WHAT IS BEING ASKED: Answer with one number: the count of lines in this material that hold the word "title".

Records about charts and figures
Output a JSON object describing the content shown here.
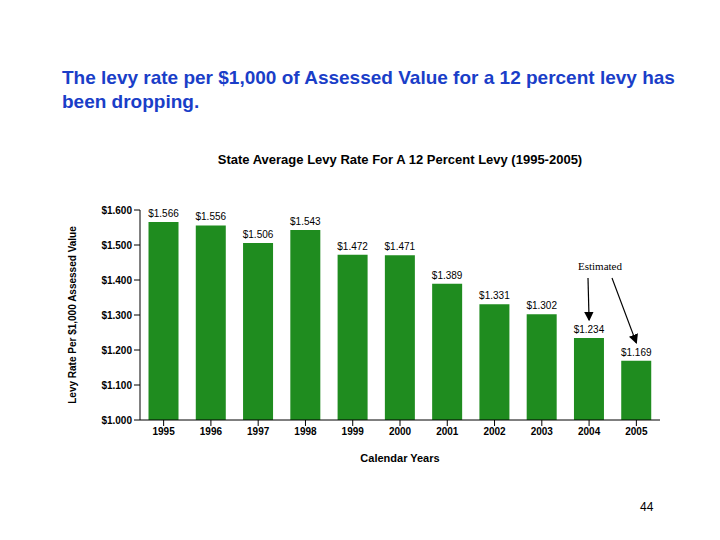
{
  "heading": "The levy rate per $1,000 of Assessed Value for a 12 percent levy has been dropping.",
  "page_number": "44",
  "chart_data": {
    "type": "bar",
    "title": "State Average Levy Rate For A 12 Percent Levy  (1995-2005)",
    "y_label": "Levy Rate Per $1,000 Assessed Value",
    "x_label": "Calendar Years",
    "categories": [
      "1995",
      "1996",
      "1997",
      "1998",
      "1999",
      "2000",
      "2001",
      "2002",
      "2003",
      "2004",
      "2005"
    ],
    "values": [
      1.566,
      1.556,
      1.506,
      1.543,
      1.472,
      1.471,
      1.389,
      1.331,
      1.302,
      1.234,
      1.169
    ],
    "value_labels": [
      "$1.566",
      "$1.556",
      "$1.506",
      "$1.543",
      "$1.472",
      "$1.471",
      "$1.389",
      "$1.331",
      "$1.302",
      "$1.234",
      "$1.169"
    ],
    "color": "#1f8c1f",
    "ylim": [
      1.0,
      1.6
    ],
    "yticks": [
      {
        "value": 1.0,
        "label": "$1.000"
      },
      {
        "value": 1.1,
        "label": "$1.100"
      },
      {
        "value": 1.2,
        "label": "$1.200"
      },
      {
        "value": 1.3,
        "label": "$1.300"
      },
      {
        "value": 1.4,
        "label": "$1.400"
      },
      {
        "value": 1.5,
        "label": "$1.500"
      },
      {
        "value": 1.6,
        "label": "$1.600"
      }
    ],
    "grid": false,
    "data_labels": true,
    "annotation": {
      "text": "Estimated",
      "categories": [
        "2004",
        "2005"
      ]
    }
  }
}
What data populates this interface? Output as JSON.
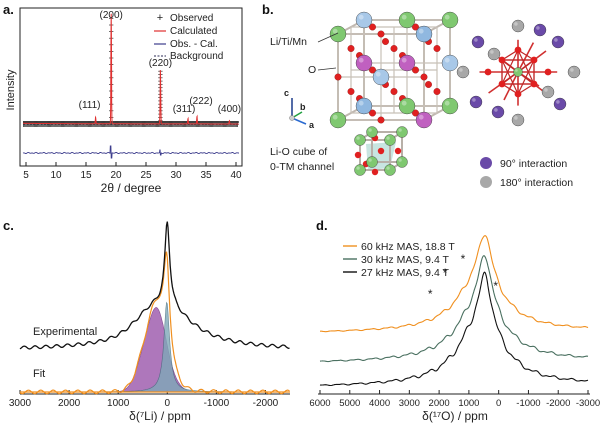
{
  "panels": {
    "a": {
      "letter": "a.",
      "legend": [
        "Observed",
        "Calculated",
        "Obs. - Cal.",
        "Background"
      ],
      "peaks": [
        {
          "label": "(200)",
          "x": 19.2
        },
        {
          "label": "(220)",
          "x": 27.4
        },
        {
          "label": "(111)",
          "x": 16.6
        },
        {
          "label": "(311)",
          "x": 32.0
        },
        {
          "label": "(222)",
          "x": 33.5
        },
        {
          "label": "(400)",
          "x": 38.9
        }
      ],
      "colors": {
        "observed": "#333333",
        "calculated": "#e03030",
        "difference": "#3c3c8c",
        "background": "#2a2a55"
      }
    },
    "b": {
      "letter": "b.",
      "labels": {
        "tm": "Li/Ti/Mn",
        "o": "O",
        "cube": "Li-O cube of",
        "channel": "0-TM channel"
      },
      "axes": {
        "c": "c",
        "b": "b",
        "a": "a"
      },
      "legend": [
        {
          "label": "90° interaction",
          "color": "#6a4aa8"
        },
        {
          "label": "180° interaction",
          "color": "#a8a8a8"
        }
      ]
    },
    "c": {
      "letter": "c.",
      "labels": {
        "experimental": "Experimental",
        "fit": "Fit"
      }
    },
    "d": {
      "letter": "d.",
      "legend": [
        {
          "label": "60 kHz MAS, 18.8 T",
          "color": "#f09020"
        },
        {
          "label": "30 kHz MAS, 9.4 T",
          "color": "#4a7060"
        },
        {
          "label": "27 kHz MAS, 9.4 T",
          "color": "#111111"
        }
      ],
      "star": "*"
    }
  },
  "chart_data": [
    {
      "type": "line",
      "panel": "a",
      "xlabel": "2θ / degree",
      "ylabel": "Intensity",
      "xlim": [
        4,
        41
      ],
      "xticks": [
        "5",
        "10",
        "15",
        "20",
        "25",
        "30",
        "35",
        "40"
      ],
      "series": [
        {
          "name": "Observed",
          "peaks": [
            [
              16.6,
              0.06
            ],
            [
              19.2,
              1.0
            ],
            [
              27.4,
              0.5
            ],
            [
              32.0,
              0.05
            ],
            [
              33.5,
              0.07
            ],
            [
              38.9,
              0.03
            ]
          ]
        },
        {
          "name": "Calculated",
          "peaks": [
            [
              16.6,
              0.06
            ],
            [
              19.2,
              1.0
            ],
            [
              27.4,
              0.5
            ],
            [
              32.0,
              0.05
            ],
            [
              33.5,
              0.07
            ],
            [
              38.9,
              0.03
            ]
          ]
        },
        {
          "name": "Obs. - Cal."
        },
        {
          "name": "Background"
        }
      ]
    },
    {
      "type": "line",
      "panel": "c",
      "xlabel": "δ(⁷Li) / ppm",
      "xlim": [
        3000,
        -2500
      ],
      "xticks": [
        "3000",
        "2000",
        "1000",
        "0",
        "-1000",
        "-2000"
      ],
      "series": [
        {
          "name": "Experimental",
          "peak": 0
        },
        {
          "name": "Fit",
          "components": [
            {
              "center": 250,
              "width": "broad"
            },
            {
              "center": 10,
              "width": "narrow"
            }
          ]
        }
      ]
    },
    {
      "type": "line",
      "panel": "d",
      "xlabel": "δ(¹⁷O) / ppm",
      "xlim": [
        6000,
        -3000
      ],
      "xticks": [
        "6000",
        "5000",
        "4000",
        "3000",
        "2000",
        "1000",
        "0",
        "-1000",
        "-2000",
        "-3000"
      ],
      "starred_ppm": [
        2300,
        1800,
        1200,
        100
      ],
      "series": [
        {
          "name": "60 kHz MAS, 18.8 T",
          "peak": 450
        },
        {
          "name": "30 kHz MAS, 9.4 T",
          "peak": 450
        },
        {
          "name": "27 kHz MAS, 9.4 T",
          "peak": 450
        }
      ]
    }
  ]
}
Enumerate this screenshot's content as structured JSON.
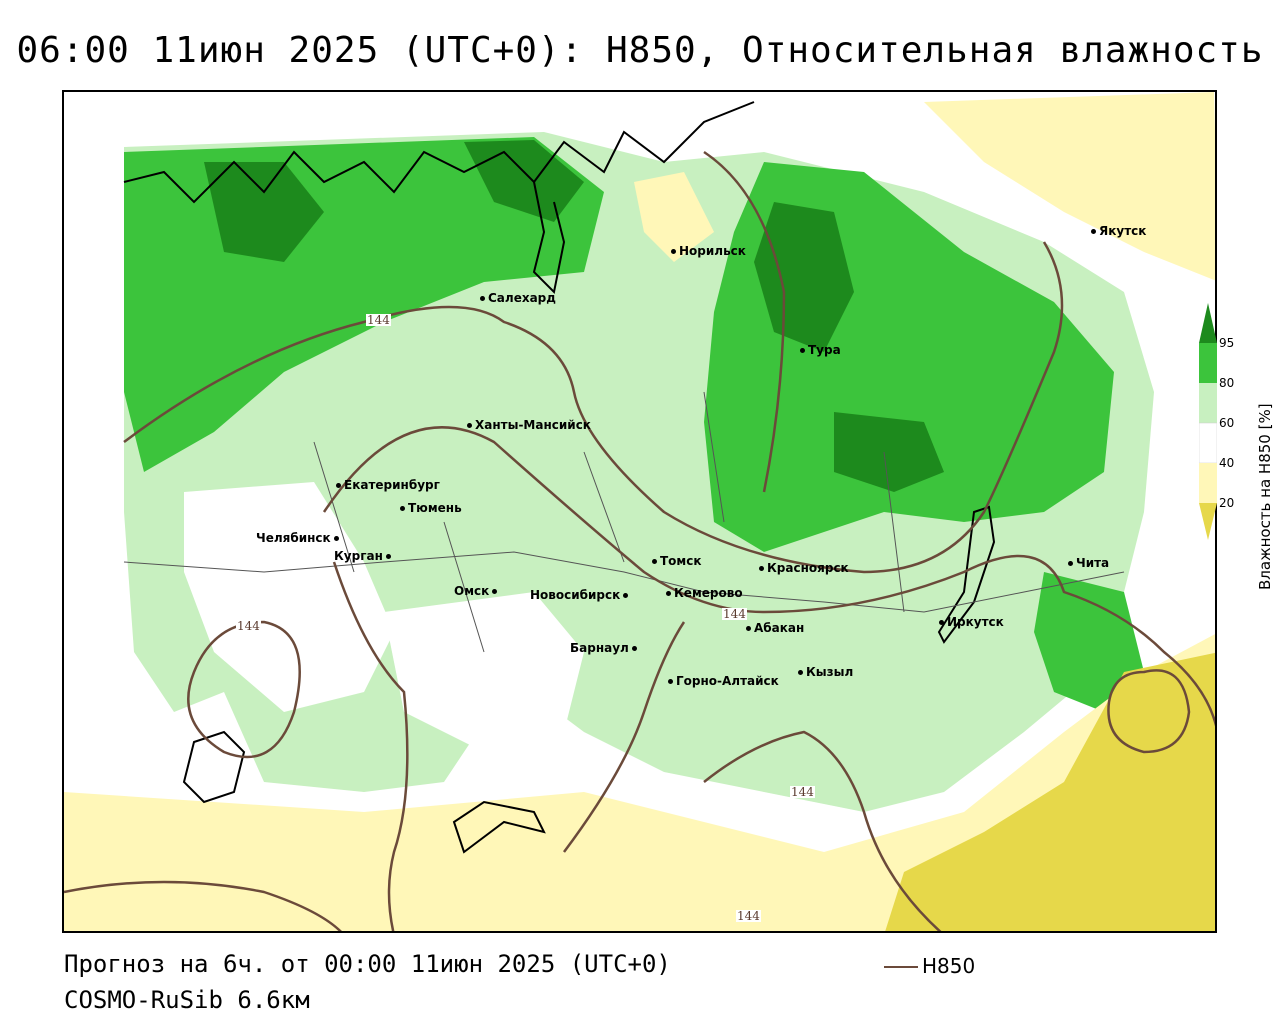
{
  "title": "06:00 11июн 2025 (UTC+0): H850, Относительная влажность",
  "footer": {
    "forecast": "Прогноз на 6ч. от 00:00 11июн 2025 (UTC+0)",
    "model": "COSMO-RuSib 6.6км",
    "legend_label": "H850"
  },
  "colorbar": {
    "title": "Влажность на H850 [%]",
    "ticks": [
      "95",
      "80",
      "60",
      "40",
      "20"
    ],
    "colors": {
      "above_95": "#1d8a1d",
      "80_95": "#3cc43c",
      "60_80": "#c8f0c0",
      "40_60": "#ffffff",
      "20_40": "#fff7b8",
      "below_20": "#e6d84a"
    }
  },
  "contour_color": "#6b4a3a",
  "contour_labels": [
    "144",
    "144",
    "144",
    "144",
    "144"
  ],
  "cities": [
    "Норильск",
    "Якутск",
    "Салехард",
    "Тура",
    "Ханты-Мансийск",
    "Екатеринбург",
    "Тюмень",
    "Челябинск",
    "Курган",
    "Омск",
    "Новосибирск",
    "Томск",
    "Кемерово",
    "Красноярск",
    "Абакан",
    "Барнаул",
    "Горно-Алтайск",
    "Кызыл",
    "Иркутск",
    "Чита"
  ]
}
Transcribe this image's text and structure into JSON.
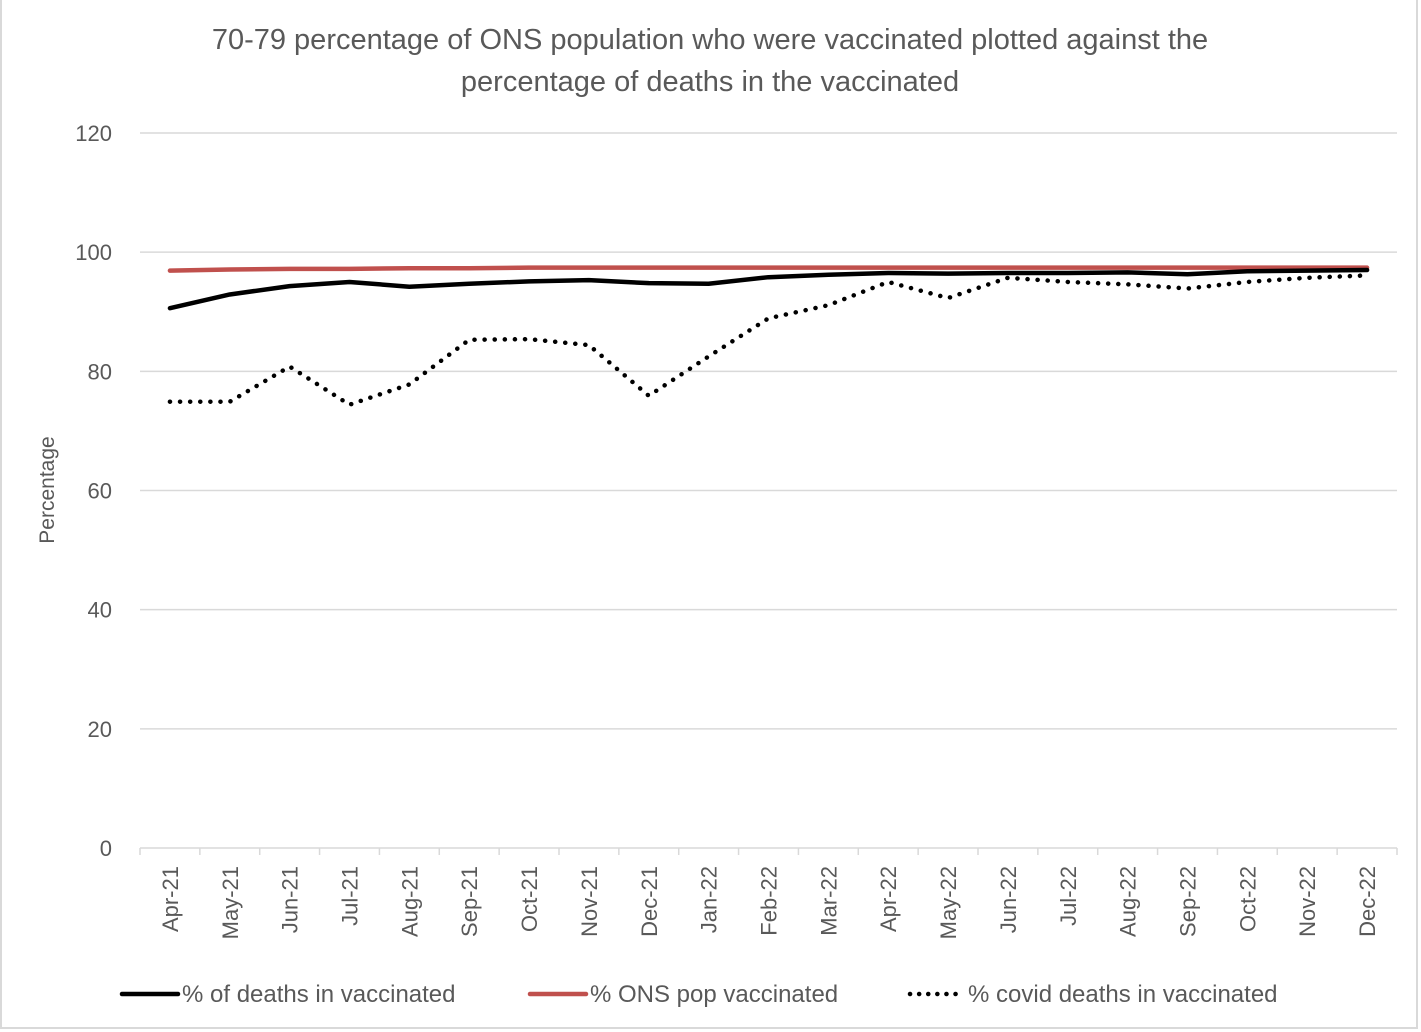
{
  "chart_data": {
    "type": "line",
    "title": [
      "70-79 percentage of ONS population who were vaccinated plotted against the",
      "percentage of deaths in the vaccinated"
    ],
    "xlabel": "",
    "ylabel": "Percentage",
    "ylim": [
      0,
      120
    ],
    "yticks": [
      0,
      20,
      40,
      60,
      80,
      100,
      120
    ],
    "grid": true,
    "legend_position": "bottom",
    "categories": [
      "Apr-21",
      "May-21",
      "Jun-21",
      "Jul-21",
      "Aug-21",
      "Sep-21",
      "Oct-21",
      "Nov-21",
      "Dec-21",
      "Jan-22",
      "Feb-22",
      "Mar-22",
      "Apr-22",
      "May-22",
      "Jun-22",
      "Jul-22",
      "Aug-22",
      "Sep-22",
      "Oct-22",
      "Nov-22",
      "Dec-22"
    ],
    "series": [
      {
        "name": "% of deaths in vaccinated",
        "color": "#000000",
        "style": "solid",
        "values": [
          90.6,
          92.9,
          94.3,
          95.0,
          94.2,
          94.7,
          95.1,
          95.3,
          94.8,
          94.7,
          95.8,
          96.2,
          96.5,
          96.4,
          96.5,
          96.5,
          96.6,
          96.3,
          96.8,
          96.9,
          97.0
        ]
      },
      {
        "name": "% ONS pop vaccinated",
        "color": "#c0504d",
        "style": "solid",
        "values": [
          96.9,
          97.1,
          97.2,
          97.2,
          97.3,
          97.3,
          97.4,
          97.4,
          97.4,
          97.4,
          97.4,
          97.4,
          97.4,
          97.4,
          97.4,
          97.4,
          97.4,
          97.4,
          97.4,
          97.4,
          97.4
        ]
      },
      {
        "name": "% covid deaths in vaccinated",
        "color": "#000000",
        "style": "dotted",
        "values": [
          74.9,
          74.9,
          80.8,
          74.4,
          77.8,
          85.3,
          85.4,
          84.4,
          75.9,
          82.5,
          88.9,
          91.1,
          95.0,
          92.3,
          95.7,
          95.0,
          94.6,
          93.9,
          95.0,
          95.7,
          96.1
        ]
      }
    ]
  }
}
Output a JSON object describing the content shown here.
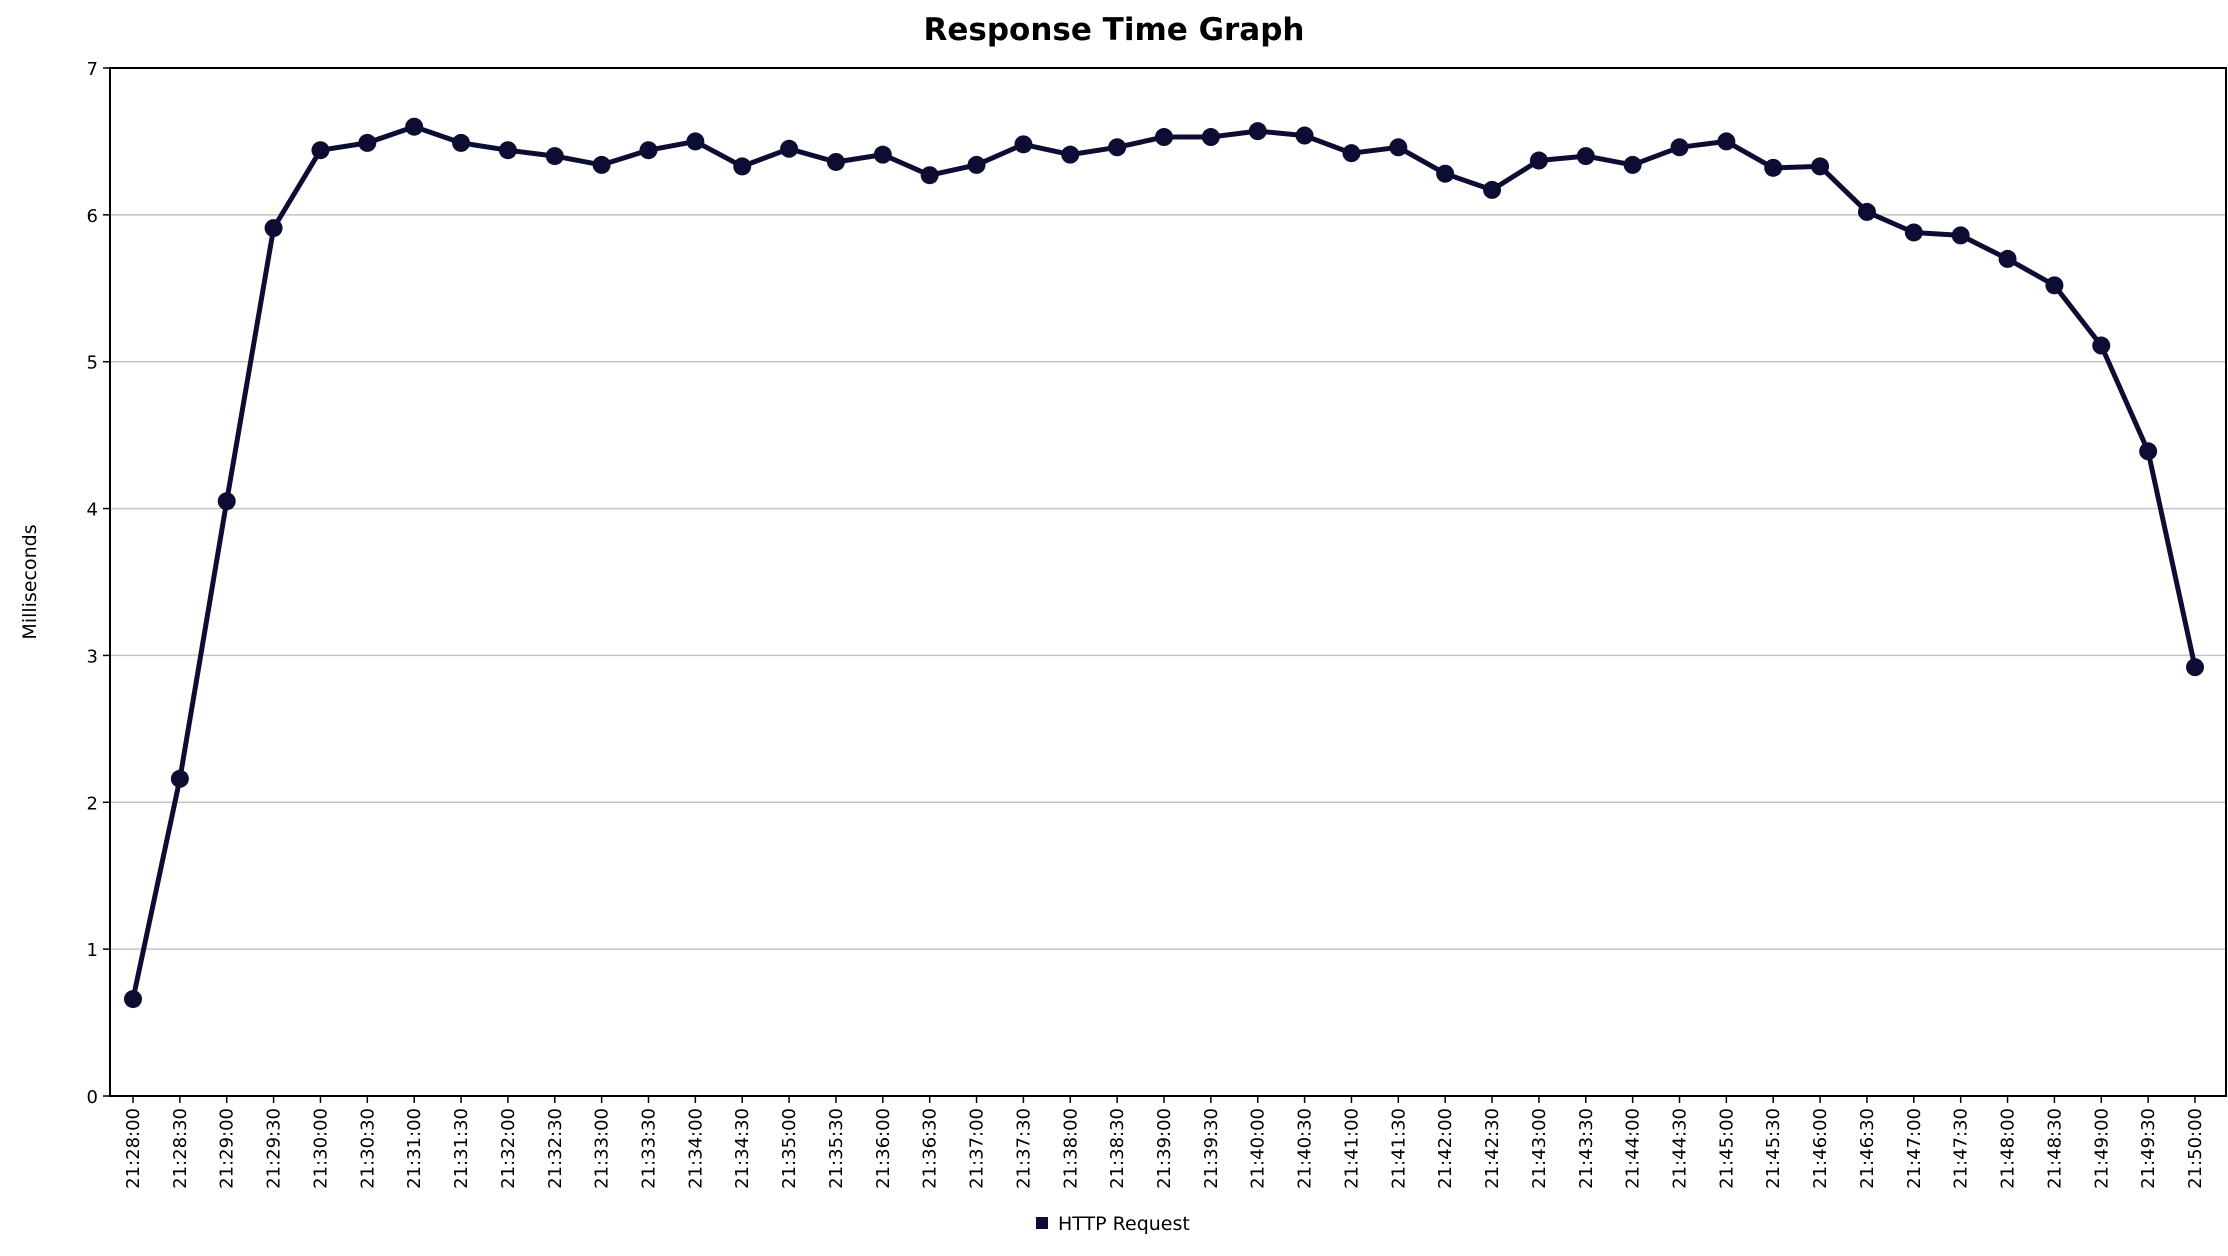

WORKED ANSWER: 4